ZADANIA.
1. Czy poniższe stwierdzenia zgadzają się z tekstem o RAGE 2 zamieszczonym niżej: (a) grę wydała firma Bethesda Softworks, (b) gra otrzymała ocenę 7/10, (c) model strzelania oceniono jako słaby? Przy każdym odpowiedz „tak” lub „nie” i przytocz dosłownie rozstrzygające słowa tekstu.
2. Wyjaśnij w jednym lub dwóch zdaniach, dlaczego według tekstu o RAGE 2 gra nie została porzucona mimo wątpliwości po prologu.
3. Streść tekst o RAGE 2 w dwóch zdaniach.

FRAGMENT DOKUMENTU.
· · · ·

Tytuł: RAGE 2
Developer: Avalanche Studios, id Software
Wydawca: Bethesda Softworks
Rok wydania: 14.05.2019
Gatunek: strzelanka
Sceneria: science-fiction - postapokalipsa
Użyta platforma: PC
Ocena: 5/10
Średnia gra.
Początek był niemrawy - zacząłem wątpić, czy chcę dalej w to grać.
Po prologu przed graczem staje otwarty świat wypełniony aktywnościami pobocznymi - dla mnie pogłębiający wątpliwość, czy naprawdę powinienem kontynuować rozgrywkę. Dałem szansę ze względu na świetny model strzelania. Naprawdę, strzela się bardzo dobrze.

· · · ·

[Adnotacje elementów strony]
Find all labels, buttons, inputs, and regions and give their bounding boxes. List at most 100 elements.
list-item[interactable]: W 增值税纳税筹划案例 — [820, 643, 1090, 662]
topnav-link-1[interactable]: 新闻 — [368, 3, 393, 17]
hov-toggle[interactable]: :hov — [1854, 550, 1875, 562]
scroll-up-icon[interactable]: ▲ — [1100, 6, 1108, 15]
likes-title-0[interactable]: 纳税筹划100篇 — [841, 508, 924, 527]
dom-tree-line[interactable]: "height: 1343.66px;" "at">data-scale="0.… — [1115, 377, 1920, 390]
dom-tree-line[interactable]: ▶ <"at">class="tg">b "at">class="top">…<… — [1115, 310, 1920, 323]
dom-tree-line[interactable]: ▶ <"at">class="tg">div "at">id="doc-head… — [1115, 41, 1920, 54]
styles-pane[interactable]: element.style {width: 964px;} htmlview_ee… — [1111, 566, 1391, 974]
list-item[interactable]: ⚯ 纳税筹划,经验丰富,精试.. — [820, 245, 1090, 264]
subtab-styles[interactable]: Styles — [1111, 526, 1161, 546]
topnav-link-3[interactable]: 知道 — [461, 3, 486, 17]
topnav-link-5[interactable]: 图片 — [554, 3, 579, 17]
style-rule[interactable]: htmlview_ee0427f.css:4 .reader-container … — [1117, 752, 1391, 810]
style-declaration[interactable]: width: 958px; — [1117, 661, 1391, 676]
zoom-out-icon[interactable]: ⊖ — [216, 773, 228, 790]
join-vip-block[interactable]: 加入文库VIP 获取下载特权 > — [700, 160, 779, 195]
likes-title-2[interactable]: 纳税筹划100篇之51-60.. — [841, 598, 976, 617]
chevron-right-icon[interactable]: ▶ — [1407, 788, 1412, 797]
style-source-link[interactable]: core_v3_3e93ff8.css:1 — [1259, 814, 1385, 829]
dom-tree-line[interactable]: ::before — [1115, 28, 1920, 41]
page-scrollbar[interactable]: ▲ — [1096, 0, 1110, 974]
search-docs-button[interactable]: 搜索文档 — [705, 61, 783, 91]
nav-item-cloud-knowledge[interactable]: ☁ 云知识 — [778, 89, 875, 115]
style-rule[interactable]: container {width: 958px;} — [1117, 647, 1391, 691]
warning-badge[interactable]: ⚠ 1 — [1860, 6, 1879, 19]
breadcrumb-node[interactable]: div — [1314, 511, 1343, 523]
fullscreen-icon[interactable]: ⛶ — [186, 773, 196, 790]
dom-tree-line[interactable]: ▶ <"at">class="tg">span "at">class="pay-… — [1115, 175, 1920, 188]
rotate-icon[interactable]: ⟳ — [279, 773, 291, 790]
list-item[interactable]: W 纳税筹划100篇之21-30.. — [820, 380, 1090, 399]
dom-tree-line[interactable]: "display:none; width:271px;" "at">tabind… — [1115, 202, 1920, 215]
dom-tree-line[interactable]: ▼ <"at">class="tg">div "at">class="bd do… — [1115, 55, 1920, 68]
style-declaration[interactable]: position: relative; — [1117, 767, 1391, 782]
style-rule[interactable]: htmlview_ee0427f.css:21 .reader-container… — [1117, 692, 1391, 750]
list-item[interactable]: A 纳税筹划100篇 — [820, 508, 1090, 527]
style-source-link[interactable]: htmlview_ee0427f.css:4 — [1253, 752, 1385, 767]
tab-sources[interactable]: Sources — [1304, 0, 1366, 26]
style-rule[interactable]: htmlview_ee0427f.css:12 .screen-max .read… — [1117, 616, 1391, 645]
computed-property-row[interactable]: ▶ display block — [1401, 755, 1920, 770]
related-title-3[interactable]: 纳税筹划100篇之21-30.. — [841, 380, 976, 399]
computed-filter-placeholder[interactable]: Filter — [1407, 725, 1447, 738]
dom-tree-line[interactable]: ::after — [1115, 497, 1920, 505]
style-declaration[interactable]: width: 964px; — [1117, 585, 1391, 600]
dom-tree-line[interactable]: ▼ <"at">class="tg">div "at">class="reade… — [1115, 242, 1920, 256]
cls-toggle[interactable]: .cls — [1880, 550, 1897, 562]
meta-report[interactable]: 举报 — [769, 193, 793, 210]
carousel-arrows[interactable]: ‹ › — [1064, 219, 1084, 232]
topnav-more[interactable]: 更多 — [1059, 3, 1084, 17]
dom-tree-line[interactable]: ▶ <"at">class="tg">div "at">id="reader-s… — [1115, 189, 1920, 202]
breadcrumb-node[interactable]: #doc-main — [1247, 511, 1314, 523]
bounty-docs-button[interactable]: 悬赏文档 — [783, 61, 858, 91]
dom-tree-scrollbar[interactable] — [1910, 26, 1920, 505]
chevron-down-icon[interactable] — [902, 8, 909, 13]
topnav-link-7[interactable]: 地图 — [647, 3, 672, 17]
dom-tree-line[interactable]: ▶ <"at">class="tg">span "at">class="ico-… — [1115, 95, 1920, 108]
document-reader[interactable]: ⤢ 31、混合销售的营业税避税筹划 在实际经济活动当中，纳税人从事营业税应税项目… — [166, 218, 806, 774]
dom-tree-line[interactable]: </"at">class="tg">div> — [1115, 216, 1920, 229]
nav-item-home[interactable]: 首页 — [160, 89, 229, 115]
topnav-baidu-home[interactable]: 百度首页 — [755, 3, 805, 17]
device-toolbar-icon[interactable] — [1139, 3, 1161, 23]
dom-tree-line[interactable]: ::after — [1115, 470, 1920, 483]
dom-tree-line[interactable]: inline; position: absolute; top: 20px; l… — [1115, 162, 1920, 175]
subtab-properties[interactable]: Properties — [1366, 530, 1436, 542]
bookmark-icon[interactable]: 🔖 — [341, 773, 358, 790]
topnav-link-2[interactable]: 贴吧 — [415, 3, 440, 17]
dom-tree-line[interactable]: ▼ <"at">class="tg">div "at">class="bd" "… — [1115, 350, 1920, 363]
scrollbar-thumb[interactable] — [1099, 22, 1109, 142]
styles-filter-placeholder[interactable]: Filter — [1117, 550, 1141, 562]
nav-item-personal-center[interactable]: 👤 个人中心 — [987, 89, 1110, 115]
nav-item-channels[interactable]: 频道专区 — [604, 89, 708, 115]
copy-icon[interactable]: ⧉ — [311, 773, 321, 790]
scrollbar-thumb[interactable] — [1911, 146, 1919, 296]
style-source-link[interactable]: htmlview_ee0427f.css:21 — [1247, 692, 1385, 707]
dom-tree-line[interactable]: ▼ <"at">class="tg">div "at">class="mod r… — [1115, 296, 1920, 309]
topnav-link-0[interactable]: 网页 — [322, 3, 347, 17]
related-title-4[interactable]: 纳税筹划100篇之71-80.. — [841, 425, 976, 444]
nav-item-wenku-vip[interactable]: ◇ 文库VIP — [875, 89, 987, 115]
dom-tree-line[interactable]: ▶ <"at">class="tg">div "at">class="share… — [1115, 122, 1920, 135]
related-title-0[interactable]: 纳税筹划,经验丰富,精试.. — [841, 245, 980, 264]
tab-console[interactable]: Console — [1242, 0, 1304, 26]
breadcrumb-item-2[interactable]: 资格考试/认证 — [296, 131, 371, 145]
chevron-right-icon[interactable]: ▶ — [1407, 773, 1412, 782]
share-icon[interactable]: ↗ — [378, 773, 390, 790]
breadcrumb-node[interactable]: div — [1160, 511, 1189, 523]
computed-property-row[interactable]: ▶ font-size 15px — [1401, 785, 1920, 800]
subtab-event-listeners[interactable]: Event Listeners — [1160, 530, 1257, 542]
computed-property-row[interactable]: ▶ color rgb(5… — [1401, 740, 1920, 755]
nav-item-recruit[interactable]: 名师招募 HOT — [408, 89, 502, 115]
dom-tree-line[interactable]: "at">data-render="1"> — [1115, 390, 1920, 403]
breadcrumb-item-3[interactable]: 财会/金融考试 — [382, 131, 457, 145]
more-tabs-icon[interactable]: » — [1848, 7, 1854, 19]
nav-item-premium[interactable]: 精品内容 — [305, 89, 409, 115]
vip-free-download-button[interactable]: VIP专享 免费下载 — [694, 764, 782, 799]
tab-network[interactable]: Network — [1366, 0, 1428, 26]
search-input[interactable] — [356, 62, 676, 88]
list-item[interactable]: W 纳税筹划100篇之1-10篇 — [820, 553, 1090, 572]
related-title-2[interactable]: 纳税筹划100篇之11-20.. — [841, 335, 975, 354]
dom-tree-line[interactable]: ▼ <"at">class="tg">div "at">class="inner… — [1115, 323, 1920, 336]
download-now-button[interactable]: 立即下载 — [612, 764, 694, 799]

· · · ·

ODPOWIEDZI PISEMNE.
1.
(a) Tak: „Wydawca: Bethesda Softworks”.
(b) Nie: „Ocena: 5/10”.
(c) Nie: „Dałem szansę ze względu na świetny model strzelania.”

2. Grze dano szansę ze względu na świetny model strzelania. W tekście podkreślono, że strzela się w niej bardzo dobrze.

3. RAGE 2 to postapokaliptyczna strzelanka science-fiction od Avalanche Studios i id Software, oceniona w tekście na 5/10 jako średnia gra. Niemrawy początek i otwarty świat pełen aktywności pobocznych budziły wątpliwości co do dalszej rozgrywki, ale świetny model strzelania skłonił do dania grze szansy.